* Aim of the task: Leave out the pictures and transcribe the rest of the records exactly.

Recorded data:
════
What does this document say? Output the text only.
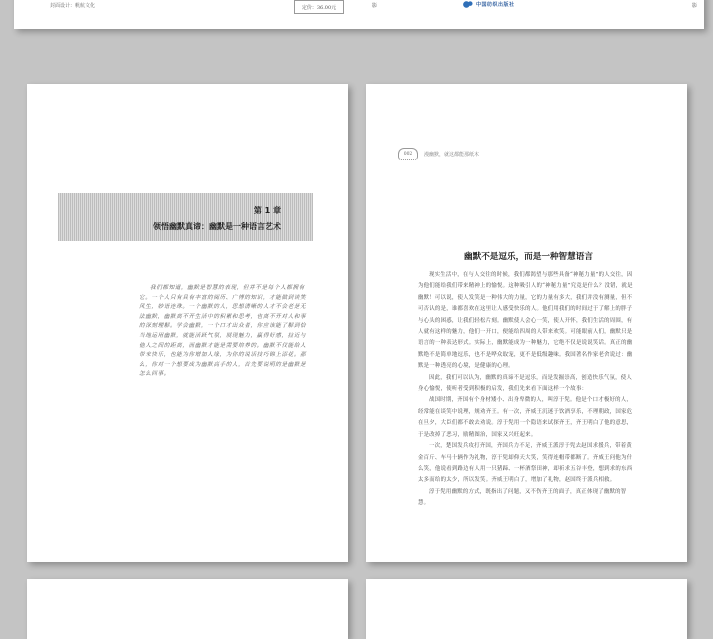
封面设计：帆航文化	定价：36.00元	影	中国纺织出版社	影
第 1 章
领悟幽默真谛：幽默是一种语言艺术

我们都知道，幽默是智慧的表现，但并不是每个人都拥有它。一个人只有具有丰富的阅历、广博的知识，才能做到谈笑风生，妙语连珠。一个幽默的人，思想清晰的人才不会老是无法幽默，幽默离不开生活中的积累和思考，也离不开对人和事的深刻理解。学会幽默，一个口才出众者，你应该能了解到恰当地运用幽默，就能活跃气氛，展现魅力，赢得好感，拉近与他人之间的距离，而幽默才能是需要培养的。幽默不仅能给人带来快乐，也能为你增加人缘，为你的说话技巧锦上添花。那么，你对一个想要成为幽默高手的人，首先要说明的是幽默是怎么回事。

002	漫幽默，就这都能那纸木
幽默不是逗乐，而是一种智慧语言

现实生活中，在与人交往的时候，我们都渴望与那些具备“神秘力量”的人交往，因为他们能给我们带来精神上的愉悦。这种吸引人的“神秘力量”究竟是什么？没错，就是幽默！可以说，使人发笑是一种伟大的力量，它的力量有多大，我们并没有测量，但不可否认的是，谁都喜欢在这里让人感受快乐的人。他们用我们的时间过于了解上的胖子与心头的困惑，让我们轻松片刻。幽默使人会心一笑，使人开怀，我们生活的周围，有人就有这样的魅力，他们一开口，便能给四周的人带来欢笑。可能眼前人们，幽默只是语言的一种表达形式。实际上，幽默能成为一种魅力，它绝不仅是说说笑话。真正的幽默绝不是简单地逗乐，也不是哗众取宠，更不是低级趣味。我国著名作家老舍说过：幽默是一种透亮的心境，是健康的心理。

因此，我们可以认为，幽默的真谛不是逗乐，而是发掘崇高，创造快乐气氛，使人身心愉悦，使听者受到积极的启发，我们先来看下面这样一个故事：

战国时期，齐国有个身材矮小、出身卑微的人，叫淳于髡。他是个口才极好的人，经常能在谈笑中说理，规劝齐王。有一次，齐威王沉迷于饮酒享乐，不理朝政，国家危在旦夕，大臣们都不敢去劝说。淳于髡用一个隐语来试探齐王，齐王明白了他的意思，于是改掉了恶习，励精图治，国家又兴旺起来。

一次，楚国发兵攻打齐国，齐国兵力不足，齐威王派淳于髡去赵国求援兵，带着黄金百斤、车马十辆作为礼物，淳于髡却仰天大笑，笑得连帽带都断了。齐威王问他为什么笑，他说看到路边有人用一只猪蹄、一杯酒祭田神，却祈求五谷丰登，想到求的东西太多而给的太少，所以发笑。齐威王明白了，增加了礼物，赵国终于派兵相救。

淳于髡用幽默的方式，既指出了问题，又不伤齐王的面子，真正体现了幽默的智慧。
════
* Task response:
What does this document say? Output the text only.
封面设计：帆航文化	定价：36.00元	影	中国纺织出版社	影
第 1 章
领悟幽默真谛：幽默是一种语言艺术

我们都知道，幽默是智慧的表现，但并不是每个人都拥有它。一个人只有具有丰富的阅历、广博的知识，才能做到谈笑风生，妙语连珠。一个幽默的人，思想清晰的人才不会老是无法幽默，幽默离不开生活中的积累和思考，也离不开对人和事的深刻理解。学会幽默，一个口才出众者，你应该能了解到恰当地运用幽默，就能活跃气氛，展现魅力，赢得好感，拉近与他人之间的距离，而幽默才能是需要培养的。幽默不仅能给人带来快乐，也能为你增加人缘，为你的说话技巧锦上添花。那么，你对一个想要成为幽默高手的人，首先要说明的是幽默是怎么回事。

002	漫幽默，就这都能那纸木
幽默不是逗乐，而是一种智慧语言

现实生活中，在与人交往的时候，我们都渴望与那些具备“神秘力量”的人交往，因为他们能给我们带来精神上的愉悦。这种吸引人的“神秘力量”究竟是什么？没错，就是幽默！可以说，使人发笑是一种伟大的力量，它的力量有多大，我们并没有测量，但不可否认的是，谁都喜欢在这里让人感受快乐的人。他们用我们的时间过于了解上的胖子与心头的困惑，让我们轻松片刻。幽默使人会心一笑，使人开怀，我们生活的周围，有人就有这样的魅力，他们一开口，便能给四周的人带来欢笑。可能眼前人们，幽默只是语言的一种表达形式。实际上，幽默能成为一种魅力，它绝不仅是说说笑话。真正的幽默绝不是简单地逗乐，也不是哗众取宠，更不是低级趣味。我国著名作家老舍说过：幽默是一种透亮的心境，是健康的心理。

因此，我们可以认为，幽默的真谛不是逗乐，而是发掘崇高，创造快乐气氛，使人身心愉悦，使听者受到积极的启发，我们先来看下面这样一个故事：

战国时期，齐国有个身材矮小、出身卑微的人，叫淳于髡。他是个口才极好的人，经常能在谈笑中说理，规劝齐王。有一次，齐威王沉迷于饮酒享乐，不理朝政，国家危在旦夕，大臣们都不敢去劝说。淳于髡用一个隐语来试探齐王，齐王明白了他的意思，于是改掉了恶习，励精图治，国家又兴旺起来。

一次，楚国发兵攻打齐国，齐国兵力不足，齐威王派淳于髡去赵国求援兵，带着黄金百斤、车马十辆作为礼物，淳于髡却仰天大笑，笑得连帽带都断了。齐威王问他为什么笑，他说看到路边有人用一只猪蹄、一杯酒祭田神，却祈求五谷丰登，想到求的东西太多而给的太少，所以发笑。齐威王明白了，增加了礼物，赵国终于派兵相救。

淳于髡用幽默的方式，既指出了问题，又不伤齐王的面子，真正体现了幽默的智慧。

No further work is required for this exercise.